■ **Problem details**
Check every line below for the word "text" and copy the ones that have it.

Saved data entries
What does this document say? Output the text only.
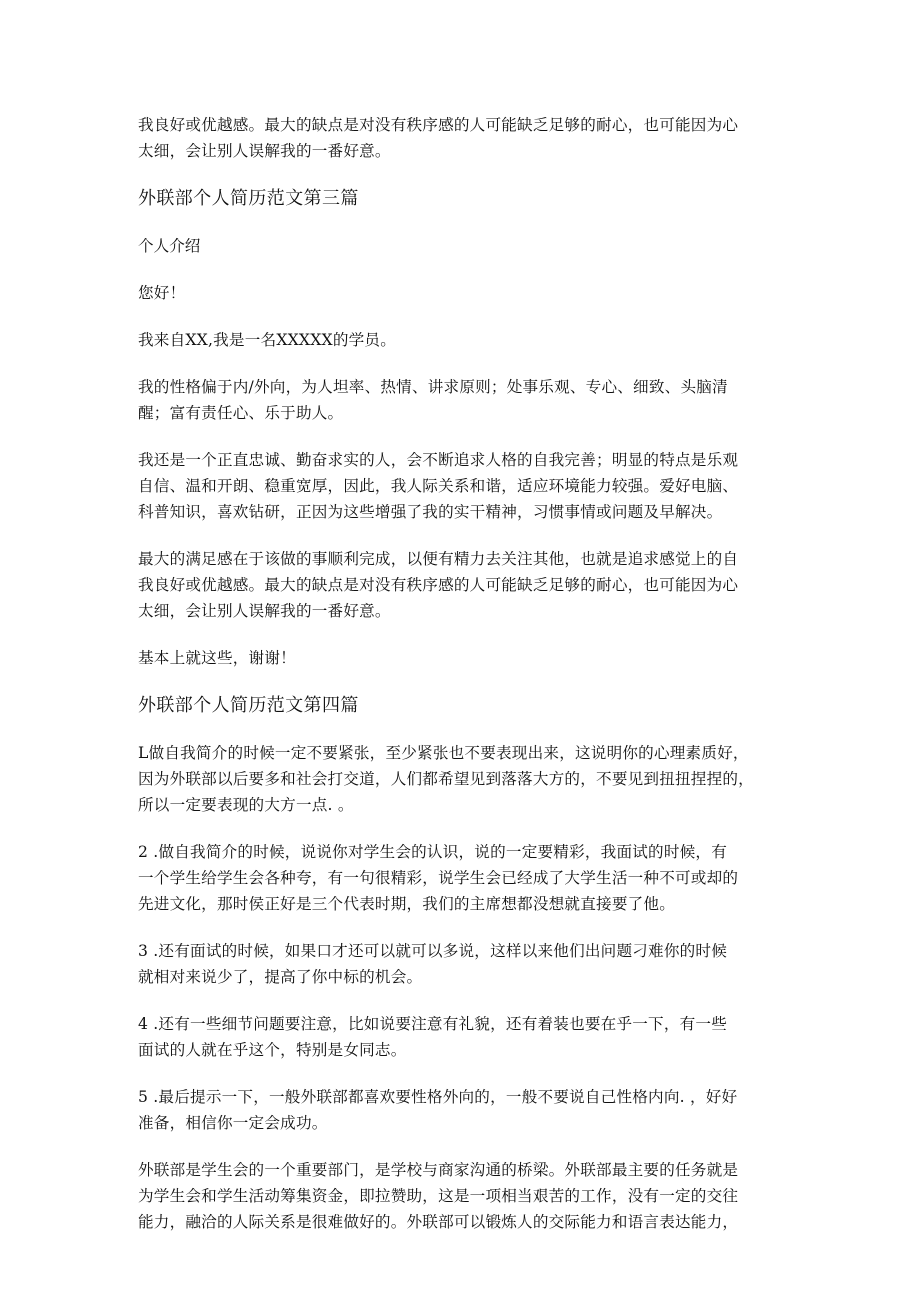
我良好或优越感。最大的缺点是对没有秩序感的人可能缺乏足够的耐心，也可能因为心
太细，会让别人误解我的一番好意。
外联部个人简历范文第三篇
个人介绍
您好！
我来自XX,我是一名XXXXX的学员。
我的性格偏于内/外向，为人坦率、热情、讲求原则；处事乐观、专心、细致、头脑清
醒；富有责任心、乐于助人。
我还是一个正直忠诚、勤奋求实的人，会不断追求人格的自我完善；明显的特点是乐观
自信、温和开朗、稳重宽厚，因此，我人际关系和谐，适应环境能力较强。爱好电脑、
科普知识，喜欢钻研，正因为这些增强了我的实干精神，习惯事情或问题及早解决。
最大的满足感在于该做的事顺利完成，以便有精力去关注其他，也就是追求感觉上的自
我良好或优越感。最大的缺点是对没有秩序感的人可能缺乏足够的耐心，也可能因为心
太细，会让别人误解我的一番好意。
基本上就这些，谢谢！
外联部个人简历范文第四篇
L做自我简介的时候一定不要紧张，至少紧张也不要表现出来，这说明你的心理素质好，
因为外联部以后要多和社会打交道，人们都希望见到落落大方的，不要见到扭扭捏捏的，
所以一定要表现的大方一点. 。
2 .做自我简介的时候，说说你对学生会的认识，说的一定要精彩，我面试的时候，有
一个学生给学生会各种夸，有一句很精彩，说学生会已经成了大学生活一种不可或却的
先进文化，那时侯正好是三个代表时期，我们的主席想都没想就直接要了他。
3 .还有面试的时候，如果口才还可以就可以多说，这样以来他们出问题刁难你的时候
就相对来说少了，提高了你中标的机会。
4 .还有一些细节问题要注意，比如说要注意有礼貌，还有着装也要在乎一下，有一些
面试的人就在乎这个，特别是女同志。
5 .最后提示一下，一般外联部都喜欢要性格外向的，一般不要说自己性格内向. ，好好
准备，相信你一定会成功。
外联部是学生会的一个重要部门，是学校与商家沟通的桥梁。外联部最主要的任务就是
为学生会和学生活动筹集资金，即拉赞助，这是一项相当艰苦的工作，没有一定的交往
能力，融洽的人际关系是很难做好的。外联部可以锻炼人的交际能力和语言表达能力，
==
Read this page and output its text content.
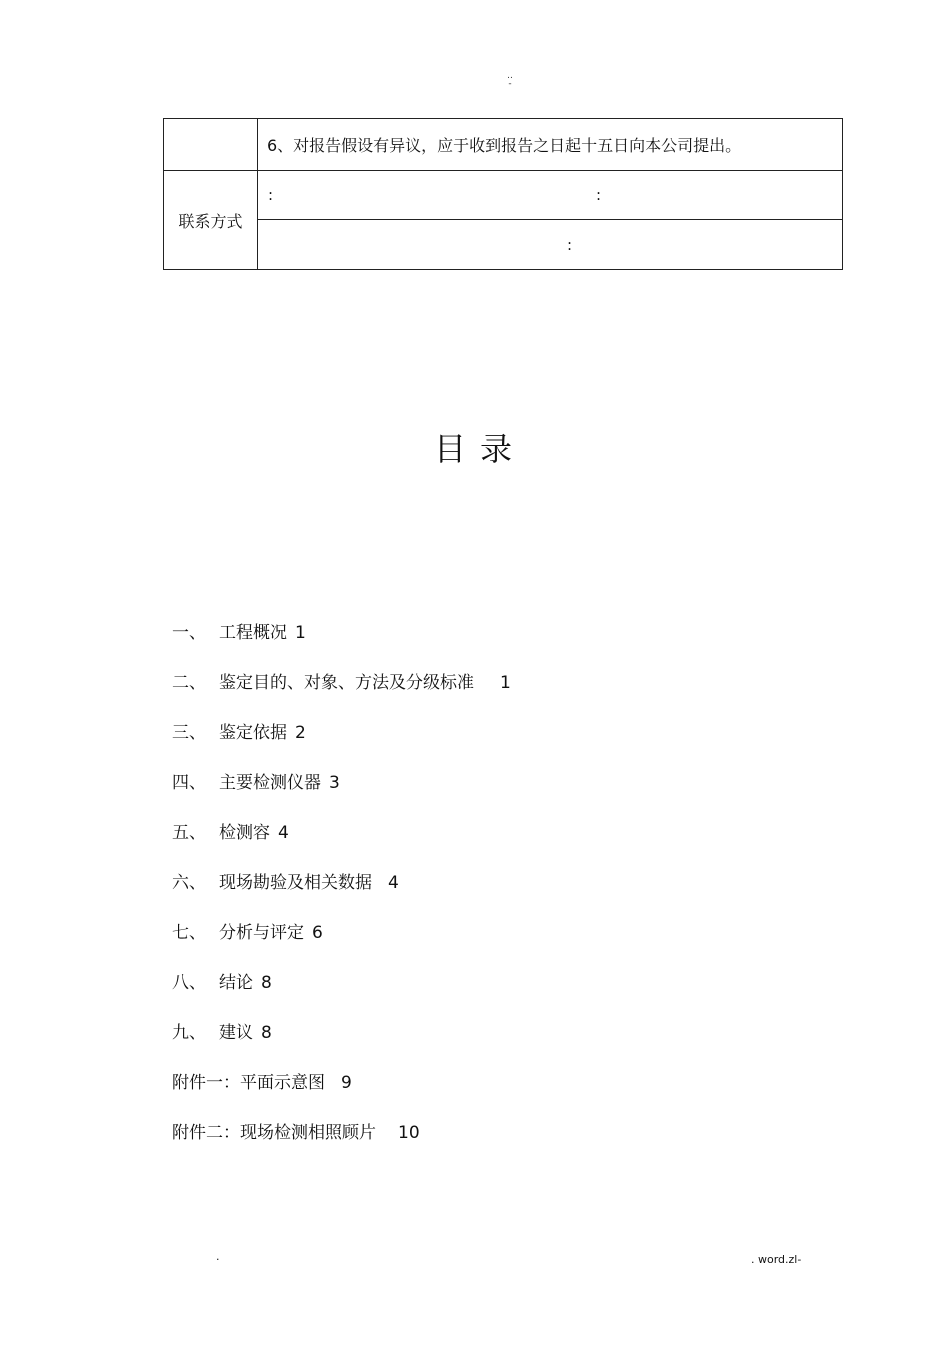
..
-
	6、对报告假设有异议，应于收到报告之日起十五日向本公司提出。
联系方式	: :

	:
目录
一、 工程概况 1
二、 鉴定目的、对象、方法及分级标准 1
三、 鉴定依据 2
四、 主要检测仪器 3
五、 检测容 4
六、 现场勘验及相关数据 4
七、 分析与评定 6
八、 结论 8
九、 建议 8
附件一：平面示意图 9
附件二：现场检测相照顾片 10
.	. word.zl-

■ **Final result**
What does this document say? Output the text only.
Read this page and output its text content.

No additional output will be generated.